------ Data for this exercise ------
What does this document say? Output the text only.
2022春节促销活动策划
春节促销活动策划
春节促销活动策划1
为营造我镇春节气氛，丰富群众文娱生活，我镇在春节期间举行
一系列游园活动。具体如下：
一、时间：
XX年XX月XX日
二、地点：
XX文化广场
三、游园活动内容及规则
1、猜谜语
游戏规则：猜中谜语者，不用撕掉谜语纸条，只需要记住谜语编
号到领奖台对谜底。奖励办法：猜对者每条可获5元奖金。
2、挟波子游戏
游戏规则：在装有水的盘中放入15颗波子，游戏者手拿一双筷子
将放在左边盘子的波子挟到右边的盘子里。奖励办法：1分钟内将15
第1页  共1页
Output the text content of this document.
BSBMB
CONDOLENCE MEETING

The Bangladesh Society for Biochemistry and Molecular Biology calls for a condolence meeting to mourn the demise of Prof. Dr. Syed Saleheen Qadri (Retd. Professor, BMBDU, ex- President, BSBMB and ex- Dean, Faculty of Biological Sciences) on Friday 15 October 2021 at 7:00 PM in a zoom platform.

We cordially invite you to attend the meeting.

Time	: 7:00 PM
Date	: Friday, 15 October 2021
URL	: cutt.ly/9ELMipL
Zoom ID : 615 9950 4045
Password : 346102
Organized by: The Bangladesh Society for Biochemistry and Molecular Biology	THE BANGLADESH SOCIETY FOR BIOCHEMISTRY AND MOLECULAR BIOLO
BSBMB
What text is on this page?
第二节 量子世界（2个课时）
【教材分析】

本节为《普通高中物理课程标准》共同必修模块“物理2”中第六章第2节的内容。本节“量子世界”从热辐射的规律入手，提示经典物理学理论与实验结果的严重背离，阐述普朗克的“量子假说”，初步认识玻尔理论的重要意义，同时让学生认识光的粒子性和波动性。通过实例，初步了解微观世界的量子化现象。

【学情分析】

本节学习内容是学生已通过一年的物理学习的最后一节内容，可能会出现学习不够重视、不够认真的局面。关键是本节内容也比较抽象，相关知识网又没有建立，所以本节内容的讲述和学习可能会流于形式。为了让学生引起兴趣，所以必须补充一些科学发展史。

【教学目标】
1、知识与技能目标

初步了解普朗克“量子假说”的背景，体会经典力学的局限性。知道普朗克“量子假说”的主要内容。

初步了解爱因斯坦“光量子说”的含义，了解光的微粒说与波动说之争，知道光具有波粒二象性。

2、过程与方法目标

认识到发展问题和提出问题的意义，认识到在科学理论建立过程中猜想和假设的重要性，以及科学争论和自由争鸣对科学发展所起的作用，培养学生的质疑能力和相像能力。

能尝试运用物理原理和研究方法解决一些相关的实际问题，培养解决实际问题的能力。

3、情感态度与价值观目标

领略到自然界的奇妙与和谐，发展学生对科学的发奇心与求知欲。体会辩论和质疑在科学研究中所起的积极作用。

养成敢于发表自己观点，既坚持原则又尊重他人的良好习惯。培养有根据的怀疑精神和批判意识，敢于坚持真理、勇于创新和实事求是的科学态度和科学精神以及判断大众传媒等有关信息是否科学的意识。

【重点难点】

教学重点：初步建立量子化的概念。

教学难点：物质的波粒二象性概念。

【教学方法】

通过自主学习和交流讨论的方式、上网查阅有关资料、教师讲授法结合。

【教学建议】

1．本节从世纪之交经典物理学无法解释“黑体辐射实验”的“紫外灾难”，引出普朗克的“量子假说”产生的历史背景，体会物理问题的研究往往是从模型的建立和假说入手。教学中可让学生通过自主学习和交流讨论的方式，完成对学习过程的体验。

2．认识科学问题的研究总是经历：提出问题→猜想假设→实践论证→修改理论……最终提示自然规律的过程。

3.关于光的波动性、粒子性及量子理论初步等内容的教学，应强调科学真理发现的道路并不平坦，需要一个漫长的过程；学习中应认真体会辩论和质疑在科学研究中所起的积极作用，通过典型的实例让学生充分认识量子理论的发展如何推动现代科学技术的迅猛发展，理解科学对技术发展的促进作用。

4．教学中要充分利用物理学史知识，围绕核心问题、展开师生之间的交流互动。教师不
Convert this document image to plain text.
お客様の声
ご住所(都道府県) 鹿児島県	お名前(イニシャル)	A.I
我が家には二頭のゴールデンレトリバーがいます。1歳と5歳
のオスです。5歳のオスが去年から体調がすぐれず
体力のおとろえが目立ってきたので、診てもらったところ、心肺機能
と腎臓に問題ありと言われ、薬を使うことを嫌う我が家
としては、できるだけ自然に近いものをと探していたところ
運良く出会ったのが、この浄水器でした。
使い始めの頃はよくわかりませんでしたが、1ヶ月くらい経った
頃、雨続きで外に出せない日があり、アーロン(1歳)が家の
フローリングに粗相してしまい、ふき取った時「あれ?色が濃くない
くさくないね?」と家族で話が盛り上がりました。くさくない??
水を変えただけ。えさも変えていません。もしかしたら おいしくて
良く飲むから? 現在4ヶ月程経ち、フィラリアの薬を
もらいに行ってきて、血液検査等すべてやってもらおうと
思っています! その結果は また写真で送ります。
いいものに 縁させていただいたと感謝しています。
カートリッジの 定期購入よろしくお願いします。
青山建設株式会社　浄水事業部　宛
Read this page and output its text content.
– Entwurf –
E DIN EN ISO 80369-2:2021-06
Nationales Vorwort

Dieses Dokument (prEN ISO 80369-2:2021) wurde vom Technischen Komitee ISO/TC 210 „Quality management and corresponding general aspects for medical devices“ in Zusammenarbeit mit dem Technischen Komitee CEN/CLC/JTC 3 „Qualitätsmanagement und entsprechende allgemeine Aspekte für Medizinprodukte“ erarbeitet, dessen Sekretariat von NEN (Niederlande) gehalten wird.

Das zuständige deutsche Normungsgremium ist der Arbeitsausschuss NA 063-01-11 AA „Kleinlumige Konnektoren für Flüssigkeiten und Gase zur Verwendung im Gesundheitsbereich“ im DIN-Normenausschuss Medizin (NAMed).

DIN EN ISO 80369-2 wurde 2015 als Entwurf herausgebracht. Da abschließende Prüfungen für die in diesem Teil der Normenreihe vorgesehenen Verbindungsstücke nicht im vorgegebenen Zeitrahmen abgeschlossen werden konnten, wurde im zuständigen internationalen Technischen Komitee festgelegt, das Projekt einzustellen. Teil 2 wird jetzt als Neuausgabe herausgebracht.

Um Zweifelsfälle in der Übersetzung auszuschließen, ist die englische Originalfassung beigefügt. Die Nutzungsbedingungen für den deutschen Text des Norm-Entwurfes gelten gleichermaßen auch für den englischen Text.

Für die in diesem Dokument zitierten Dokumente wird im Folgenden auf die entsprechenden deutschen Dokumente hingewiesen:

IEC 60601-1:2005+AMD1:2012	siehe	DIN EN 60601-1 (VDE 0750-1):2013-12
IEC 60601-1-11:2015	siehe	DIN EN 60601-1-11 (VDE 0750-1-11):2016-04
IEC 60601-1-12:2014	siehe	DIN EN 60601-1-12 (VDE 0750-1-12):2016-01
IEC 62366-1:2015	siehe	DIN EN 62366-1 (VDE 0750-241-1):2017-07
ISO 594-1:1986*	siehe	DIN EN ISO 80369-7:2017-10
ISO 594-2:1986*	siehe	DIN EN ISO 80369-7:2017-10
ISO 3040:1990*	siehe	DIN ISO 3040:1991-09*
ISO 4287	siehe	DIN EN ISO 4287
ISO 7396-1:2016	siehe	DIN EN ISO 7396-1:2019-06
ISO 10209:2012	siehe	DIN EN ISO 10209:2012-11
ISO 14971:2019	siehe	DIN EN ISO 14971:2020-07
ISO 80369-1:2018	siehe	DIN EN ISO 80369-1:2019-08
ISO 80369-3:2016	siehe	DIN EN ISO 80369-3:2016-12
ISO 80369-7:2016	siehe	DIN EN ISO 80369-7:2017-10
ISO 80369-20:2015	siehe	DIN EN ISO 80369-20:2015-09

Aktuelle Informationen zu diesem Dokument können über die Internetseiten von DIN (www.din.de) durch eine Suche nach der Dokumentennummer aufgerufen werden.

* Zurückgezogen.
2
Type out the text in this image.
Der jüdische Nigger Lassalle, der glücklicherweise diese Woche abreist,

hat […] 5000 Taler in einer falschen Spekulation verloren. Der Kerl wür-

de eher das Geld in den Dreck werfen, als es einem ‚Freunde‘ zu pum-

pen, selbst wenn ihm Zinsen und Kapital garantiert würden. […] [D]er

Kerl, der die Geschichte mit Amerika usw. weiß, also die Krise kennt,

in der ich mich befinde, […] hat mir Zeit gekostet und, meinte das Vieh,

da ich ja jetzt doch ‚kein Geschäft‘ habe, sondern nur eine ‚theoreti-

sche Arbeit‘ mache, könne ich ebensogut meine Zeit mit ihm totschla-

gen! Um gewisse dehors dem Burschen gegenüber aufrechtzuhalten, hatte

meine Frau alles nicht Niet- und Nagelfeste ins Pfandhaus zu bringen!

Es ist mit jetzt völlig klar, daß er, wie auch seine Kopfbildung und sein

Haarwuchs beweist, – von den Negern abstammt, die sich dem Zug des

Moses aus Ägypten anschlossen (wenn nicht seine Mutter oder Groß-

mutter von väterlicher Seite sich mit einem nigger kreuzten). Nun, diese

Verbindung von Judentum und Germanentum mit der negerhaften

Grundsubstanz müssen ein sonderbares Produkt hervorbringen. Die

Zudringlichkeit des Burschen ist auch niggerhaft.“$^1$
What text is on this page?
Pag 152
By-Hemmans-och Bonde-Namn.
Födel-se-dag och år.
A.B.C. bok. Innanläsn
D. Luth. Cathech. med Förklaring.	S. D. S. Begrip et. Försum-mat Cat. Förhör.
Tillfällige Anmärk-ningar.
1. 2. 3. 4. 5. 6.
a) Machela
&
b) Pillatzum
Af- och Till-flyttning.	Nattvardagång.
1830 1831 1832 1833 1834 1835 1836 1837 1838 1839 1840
------
What to do: Go through the data and gather every line that holds "Bangladesh".

Final answer:
The Bangladesh Society for Biochemistry and Molecular Biology calls for a condolence meeting to mourn the demise of Prof. Dr. Syed Saleheen Qadri (Retd. Professor, BMBDU, ex- President, BSBMB and ex- Dean, Faculty of Biological Sciences) on Friday 15 October 2021 at 7:00 PM in a zoom platform.
Organized by: The Bangladesh Society for Biochemistry and Molecular Biology	THE BANGLADESH SOCIETY FOR BIOCHEMISTRY AND MOLECULAR BIOLO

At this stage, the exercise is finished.